==== Entries provided

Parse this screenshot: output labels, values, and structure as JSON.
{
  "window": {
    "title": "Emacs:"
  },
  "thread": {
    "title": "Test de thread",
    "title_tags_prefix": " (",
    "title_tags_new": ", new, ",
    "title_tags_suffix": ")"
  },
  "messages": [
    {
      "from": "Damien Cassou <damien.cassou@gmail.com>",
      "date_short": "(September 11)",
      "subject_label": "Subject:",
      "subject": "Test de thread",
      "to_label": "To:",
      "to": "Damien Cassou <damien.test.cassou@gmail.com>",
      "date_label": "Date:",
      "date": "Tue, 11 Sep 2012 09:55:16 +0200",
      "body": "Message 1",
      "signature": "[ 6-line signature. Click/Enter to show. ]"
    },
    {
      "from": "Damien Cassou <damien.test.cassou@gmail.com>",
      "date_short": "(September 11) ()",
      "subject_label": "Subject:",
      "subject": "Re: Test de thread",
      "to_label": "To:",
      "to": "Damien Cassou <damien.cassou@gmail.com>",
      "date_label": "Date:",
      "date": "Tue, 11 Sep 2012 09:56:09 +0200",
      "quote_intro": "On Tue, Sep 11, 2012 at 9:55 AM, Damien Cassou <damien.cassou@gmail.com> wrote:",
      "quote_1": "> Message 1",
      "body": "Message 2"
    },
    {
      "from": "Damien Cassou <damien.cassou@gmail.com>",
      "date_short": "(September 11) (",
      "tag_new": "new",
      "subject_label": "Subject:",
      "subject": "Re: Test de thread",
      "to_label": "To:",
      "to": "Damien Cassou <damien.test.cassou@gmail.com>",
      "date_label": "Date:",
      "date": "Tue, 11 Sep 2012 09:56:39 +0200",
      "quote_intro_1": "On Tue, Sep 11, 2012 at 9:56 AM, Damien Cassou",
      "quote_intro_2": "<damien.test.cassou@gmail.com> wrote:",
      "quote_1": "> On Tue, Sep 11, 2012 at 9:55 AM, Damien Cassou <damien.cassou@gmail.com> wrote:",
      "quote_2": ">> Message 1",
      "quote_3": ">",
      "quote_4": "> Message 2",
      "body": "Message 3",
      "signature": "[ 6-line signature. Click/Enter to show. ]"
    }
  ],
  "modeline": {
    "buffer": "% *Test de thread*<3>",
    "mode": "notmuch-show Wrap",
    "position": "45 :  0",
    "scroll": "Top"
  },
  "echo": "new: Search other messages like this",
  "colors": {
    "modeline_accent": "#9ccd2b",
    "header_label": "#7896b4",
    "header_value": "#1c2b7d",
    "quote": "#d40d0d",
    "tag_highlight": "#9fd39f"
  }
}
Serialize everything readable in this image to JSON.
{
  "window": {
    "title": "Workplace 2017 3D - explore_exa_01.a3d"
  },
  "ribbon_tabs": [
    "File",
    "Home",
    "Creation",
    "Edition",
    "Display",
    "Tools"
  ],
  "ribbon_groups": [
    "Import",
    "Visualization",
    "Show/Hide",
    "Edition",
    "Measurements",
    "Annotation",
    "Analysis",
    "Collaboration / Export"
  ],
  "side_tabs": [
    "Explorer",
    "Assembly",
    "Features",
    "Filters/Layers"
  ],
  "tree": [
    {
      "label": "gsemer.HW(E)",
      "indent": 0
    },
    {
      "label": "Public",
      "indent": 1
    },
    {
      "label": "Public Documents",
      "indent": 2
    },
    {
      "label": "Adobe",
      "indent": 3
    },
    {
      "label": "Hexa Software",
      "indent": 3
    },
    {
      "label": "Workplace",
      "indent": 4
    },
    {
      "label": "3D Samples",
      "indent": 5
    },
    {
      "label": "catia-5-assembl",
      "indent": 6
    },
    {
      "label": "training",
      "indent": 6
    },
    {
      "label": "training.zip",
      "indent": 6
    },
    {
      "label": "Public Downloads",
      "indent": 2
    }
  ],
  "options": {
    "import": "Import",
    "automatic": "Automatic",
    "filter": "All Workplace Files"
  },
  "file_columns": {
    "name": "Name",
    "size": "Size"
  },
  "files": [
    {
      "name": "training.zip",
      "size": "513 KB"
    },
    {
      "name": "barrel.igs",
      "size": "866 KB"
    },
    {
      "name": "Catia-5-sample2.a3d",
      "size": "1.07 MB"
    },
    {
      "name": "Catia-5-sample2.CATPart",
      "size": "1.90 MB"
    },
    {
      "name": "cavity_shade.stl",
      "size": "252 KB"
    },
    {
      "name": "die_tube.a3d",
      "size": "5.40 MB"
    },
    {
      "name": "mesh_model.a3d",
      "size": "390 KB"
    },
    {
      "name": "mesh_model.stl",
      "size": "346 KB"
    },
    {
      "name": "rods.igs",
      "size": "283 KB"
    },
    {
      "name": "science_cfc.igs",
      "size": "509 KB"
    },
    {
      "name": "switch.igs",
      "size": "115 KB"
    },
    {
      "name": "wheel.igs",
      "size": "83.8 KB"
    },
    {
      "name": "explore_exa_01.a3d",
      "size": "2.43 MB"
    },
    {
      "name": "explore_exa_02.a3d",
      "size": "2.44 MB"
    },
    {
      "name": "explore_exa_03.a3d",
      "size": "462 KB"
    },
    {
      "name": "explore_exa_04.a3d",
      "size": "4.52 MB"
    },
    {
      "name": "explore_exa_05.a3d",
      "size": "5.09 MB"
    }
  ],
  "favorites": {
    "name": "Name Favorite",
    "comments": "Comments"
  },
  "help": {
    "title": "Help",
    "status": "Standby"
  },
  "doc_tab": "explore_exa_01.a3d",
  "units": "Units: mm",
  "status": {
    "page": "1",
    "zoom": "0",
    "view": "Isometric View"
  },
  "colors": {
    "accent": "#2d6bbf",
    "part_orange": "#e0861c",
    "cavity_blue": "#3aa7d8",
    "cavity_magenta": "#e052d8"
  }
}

========

§ **Your task**
Output the complete data exactly as written.

§ **Written response**
Parse this screenshot: output labels, values, and structure as JSON.
{
  "window": {
    "title": "Emacs:"
  },
  "thread": {
    "title": "Test de thread",
    "title_tags_prefix": " (",
    "title_tags_new": ", new, ",
    "title_tags_suffix": ")"
  },
  "messages": [
    {
      "from": "Damien Cassou <damien.cassou@gmail.com>",
      "date_short": "(September 11)",
      "subject_label": "Subject:",
      "subject": "Test de thread",
      "to_label": "To:",
      "to": "Damien Cassou <damien.test.cassou@gmail.com>",
      "date_label": "Date:",
      "date": "Tue, 11 Sep 2012 09:55:16 +0200",
      "body": "Message 1",
      "signature": "[ 6-line signature. Click/Enter to show. ]"
    },
    {
      "from": "Damien Cassou <damien.test.cassou@gmail.com>",
      "date_short": "(September 11) ()",
      "subject_label": "Subject:",
      "subject": "Re: Test de thread",
      "to_label": "To:",
      "to": "Damien Cassou <damien.cassou@gmail.com>",
      "date_label": "Date:",
      "date": "Tue, 11 Sep 2012 09:56:09 +0200",
      "quote_intro": "On Tue, Sep 11, 2012 at 9:55 AM, Damien Cassou <damien.cassou@gmail.com> wrote:",
      "quote_1": "> Message 1",
      "body": "Message 2"
    },
    {
      "from": "Damien Cassou <damien.cassou@gmail.com>",
      "date_short": "(September 11) (",
      "tag_new": "new",
      "subject_label": "Subject:",
      "subject": "Re: Test de thread",
      "to_label": "To:",
      "to": "Damien Cassou <damien.test.cassou@gmail.com>",
      "date_label": "Date:",
      "date": "Tue, 11 Sep 2012 09:56:39 +0200",
      "quote_intro_1": "On Tue, Sep 11, 2012 at 9:56 AM, Damien Cassou",
      "quote_intro_2": "<damien.test.cassou@gmail.com> wrote:",
      "quote_1": "> On Tue, Sep 11, 2012 at 9:55 AM, Damien Cassou <damien.cassou@gmail.com> wrote:",
      "quote_2": ">> Message 1",
      "quote_3": ">",
      "quote_4": "> Message 2",
      "body": "Message 3",
      "signature": "[ 6-line signature. Click/Enter to show. ]"
    }
  ],
  "modeline": {
    "buffer": "% *Test de thread*<3>",
    "mode": "notmuch-show Wrap",
    "position": "45 :  0",
    "scroll": "Top"
  },
  "echo": "new: Search other messages like this",
  "colors": {
    "modeline_accent": "#9ccd2b",
    "header_label": "#7896b4",
    "header_value": "#1c2b7d",
    "quote": "#d40d0d",
    "tag_highlight": "#9fd39f"
  }
}
Serialize everything readable in this image to JSON.
{
  "window": {
    "title": "Workplace 2017 3D - explore_exa_01.a3d"
  },
  "ribbon_tabs": [
    "File",
    "Home",
    "Creation",
    "Edition",
    "Display",
    "Tools"
  ],
  "ribbon_groups": [
    "Import",
    "Visualization",
    "Show/Hide",
    "Edition",
    "Measurements",
    "Annotation",
    "Analysis",
    "Collaboration / Export"
  ],
  "side_tabs": [
    "Explorer",
    "Assembly",
    "Features",
    "Filters/Layers"
  ],
  "tree": [
    {
      "label": "gsemer.HW(E)",
      "indent": 0
    },
    {
      "label": "Public",
      "indent": 1
    },
    {
      "label": "Public Documents",
      "indent": 2
    },
    {
      "label": "Adobe",
      "indent": 3
    },
    {
      "label": "Hexa Software",
      "indent": 3
    },
    {
      "label": "Workplace",
      "indent": 4
    },
    {
      "label": "3D Samples",
      "indent": 5
    },
    {
      "label": "catia-5-assembl",
      "indent": 6
    },
    {
      "label": "training",
      "indent": 6
    },
    {
      "label": "training.zip",
      "indent": 6
    },
    {
      "label": "Public Downloads",
      "indent": 2
    }
  ],
  "options": {
    "import": "Import",
    "automatic": "Automatic",
    "filter": "All Workplace Files"
  },
  "file_columns": {
    "name": "Name",
    "size": "Size"
  },
  "files": [
    {
      "name": "training.zip",
      "size": "513 KB"
    },
    {
      "name": "barrel.igs",
      "size": "866 KB"
    },
    {
      "name": "Catia-5-sample2.a3d",
      "size": "1.07 MB"
    },
    {
      "name": "Catia-5-sample2.CATPart",
      "size": "1.90 MB"
    },
    {
      "name": "cavity_shade.stl",
      "size": "252 KB"
    },
    {
      "name": "die_tube.a3d",
      "size": "5.40 MB"
    },
    {
      "name": "mesh_model.a3d",
      "size": "390 KB"
    },
    {
      "name": "mesh_model.stl",
      "size": "346 KB"
    },
    {
      "name": "rods.igs",
      "size": "283 KB"
    },
    {
      "name": "science_cfc.igs",
      "size": "509 KB"
    },
    {
      "name": "switch.igs",
      "size": "115 KB"
    },
    {
      "name": "wheel.igs",
      "size": "83.8 KB"
    },
    {
      "name": "explore_exa_01.a3d",
      "size": "2.43 MB"
    },
    {
      "name": "explore_exa_02.a3d",
      "size": "2.44 MB"
    },
    {
      "name": "explore_exa_03.a3d",
      "size": "462 KB"
    },
    {
      "name": "explore_exa_04.a3d",
      "size": "4.52 MB"
    },
    {
      "name": "explore_exa_05.a3d",
      "size": "5.09 MB"
    }
  ],
  "favorites": {
    "name": "Name Favorite",
    "comments": "Comments"
  },
  "help": {
    "title": "Help",
    "status": "Standby"
  },
  "doc_tab": "explore_exa_01.a3d",
  "units": "Units: mm",
  "status": {
    "page": "1",
    "zoom": "0",
    "view": "Isometric View"
  },
  "colors": {
    "accent": "#2d6bbf",
    "part_orange": "#e0861c",
    "cavity_blue": "#3aa7d8",
    "cavity_magenta": "#e052d8"
  }
}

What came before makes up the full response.